◆ **Given data**
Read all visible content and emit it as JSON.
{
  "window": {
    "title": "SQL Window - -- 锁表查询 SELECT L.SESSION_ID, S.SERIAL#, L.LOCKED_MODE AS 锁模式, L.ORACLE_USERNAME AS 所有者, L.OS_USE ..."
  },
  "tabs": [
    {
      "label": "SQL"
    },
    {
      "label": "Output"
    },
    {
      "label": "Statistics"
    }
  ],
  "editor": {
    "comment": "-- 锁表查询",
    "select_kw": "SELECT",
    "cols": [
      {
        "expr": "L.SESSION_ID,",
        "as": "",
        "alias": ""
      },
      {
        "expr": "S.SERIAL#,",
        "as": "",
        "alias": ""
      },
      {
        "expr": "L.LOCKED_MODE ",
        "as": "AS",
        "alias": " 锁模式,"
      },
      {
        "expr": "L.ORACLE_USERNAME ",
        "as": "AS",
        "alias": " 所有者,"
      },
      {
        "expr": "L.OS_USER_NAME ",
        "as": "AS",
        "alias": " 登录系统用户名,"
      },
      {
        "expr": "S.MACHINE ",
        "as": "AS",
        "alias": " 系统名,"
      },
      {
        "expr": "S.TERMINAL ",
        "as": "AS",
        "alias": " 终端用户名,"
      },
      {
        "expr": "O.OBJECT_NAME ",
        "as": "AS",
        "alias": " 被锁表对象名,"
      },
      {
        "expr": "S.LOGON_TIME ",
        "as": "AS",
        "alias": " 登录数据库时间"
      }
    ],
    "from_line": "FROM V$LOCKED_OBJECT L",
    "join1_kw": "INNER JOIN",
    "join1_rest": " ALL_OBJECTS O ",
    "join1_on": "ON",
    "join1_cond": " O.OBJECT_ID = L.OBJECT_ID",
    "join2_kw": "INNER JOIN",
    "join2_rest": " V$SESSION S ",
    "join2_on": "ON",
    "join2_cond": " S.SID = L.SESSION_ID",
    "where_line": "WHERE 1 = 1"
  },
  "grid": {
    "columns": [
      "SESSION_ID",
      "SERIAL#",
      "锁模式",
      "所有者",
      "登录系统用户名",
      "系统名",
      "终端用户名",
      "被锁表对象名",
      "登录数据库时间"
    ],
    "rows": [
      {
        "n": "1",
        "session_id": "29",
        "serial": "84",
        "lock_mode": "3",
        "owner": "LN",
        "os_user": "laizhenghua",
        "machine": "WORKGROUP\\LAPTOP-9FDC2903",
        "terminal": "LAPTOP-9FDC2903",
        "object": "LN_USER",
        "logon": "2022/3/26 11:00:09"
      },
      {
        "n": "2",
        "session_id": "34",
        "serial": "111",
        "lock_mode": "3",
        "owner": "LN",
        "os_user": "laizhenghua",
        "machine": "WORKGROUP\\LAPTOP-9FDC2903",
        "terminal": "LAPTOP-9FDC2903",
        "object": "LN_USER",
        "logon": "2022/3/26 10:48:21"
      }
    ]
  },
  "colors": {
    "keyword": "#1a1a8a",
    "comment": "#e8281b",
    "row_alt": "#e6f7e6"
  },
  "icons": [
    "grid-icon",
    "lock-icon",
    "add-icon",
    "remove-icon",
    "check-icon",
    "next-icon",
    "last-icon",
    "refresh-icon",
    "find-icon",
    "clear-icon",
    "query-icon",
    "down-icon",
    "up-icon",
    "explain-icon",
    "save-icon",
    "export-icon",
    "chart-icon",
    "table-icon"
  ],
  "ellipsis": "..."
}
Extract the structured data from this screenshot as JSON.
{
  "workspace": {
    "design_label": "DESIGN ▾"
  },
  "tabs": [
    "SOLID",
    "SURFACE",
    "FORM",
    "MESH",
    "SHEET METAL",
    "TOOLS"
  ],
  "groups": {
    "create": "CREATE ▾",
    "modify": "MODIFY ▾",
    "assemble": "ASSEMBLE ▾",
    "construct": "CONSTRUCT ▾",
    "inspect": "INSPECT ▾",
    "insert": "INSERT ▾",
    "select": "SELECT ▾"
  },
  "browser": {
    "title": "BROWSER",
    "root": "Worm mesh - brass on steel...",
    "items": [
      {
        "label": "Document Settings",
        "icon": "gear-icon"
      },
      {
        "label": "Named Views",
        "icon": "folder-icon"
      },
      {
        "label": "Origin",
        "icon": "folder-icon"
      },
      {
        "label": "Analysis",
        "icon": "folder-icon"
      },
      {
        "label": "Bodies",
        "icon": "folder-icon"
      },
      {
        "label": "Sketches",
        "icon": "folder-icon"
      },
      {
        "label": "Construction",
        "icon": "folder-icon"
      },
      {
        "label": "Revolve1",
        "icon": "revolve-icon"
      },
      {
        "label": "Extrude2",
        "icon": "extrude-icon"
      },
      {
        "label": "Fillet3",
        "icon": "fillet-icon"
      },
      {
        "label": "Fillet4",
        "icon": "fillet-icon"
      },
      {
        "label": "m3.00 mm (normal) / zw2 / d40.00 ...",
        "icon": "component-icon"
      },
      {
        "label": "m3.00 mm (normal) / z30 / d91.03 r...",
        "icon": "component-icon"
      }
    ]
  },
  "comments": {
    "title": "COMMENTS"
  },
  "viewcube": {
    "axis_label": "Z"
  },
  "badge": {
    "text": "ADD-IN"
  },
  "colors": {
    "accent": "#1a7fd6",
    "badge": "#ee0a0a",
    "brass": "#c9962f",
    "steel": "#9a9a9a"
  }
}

◆ **Written instruction**
Gather each line from the listing above that holds "锁表查询".

◆ **Worked answer**
    "title": "SQL Window - -- 锁表查询 SELECT L.SESSION_ID, S.SERIAL#, L.LOCKED_MODE AS 锁模式, L.ORACLE_USERNAME AS 所有者, L.OS_USE ..."
    "comment": "-- 锁表查询",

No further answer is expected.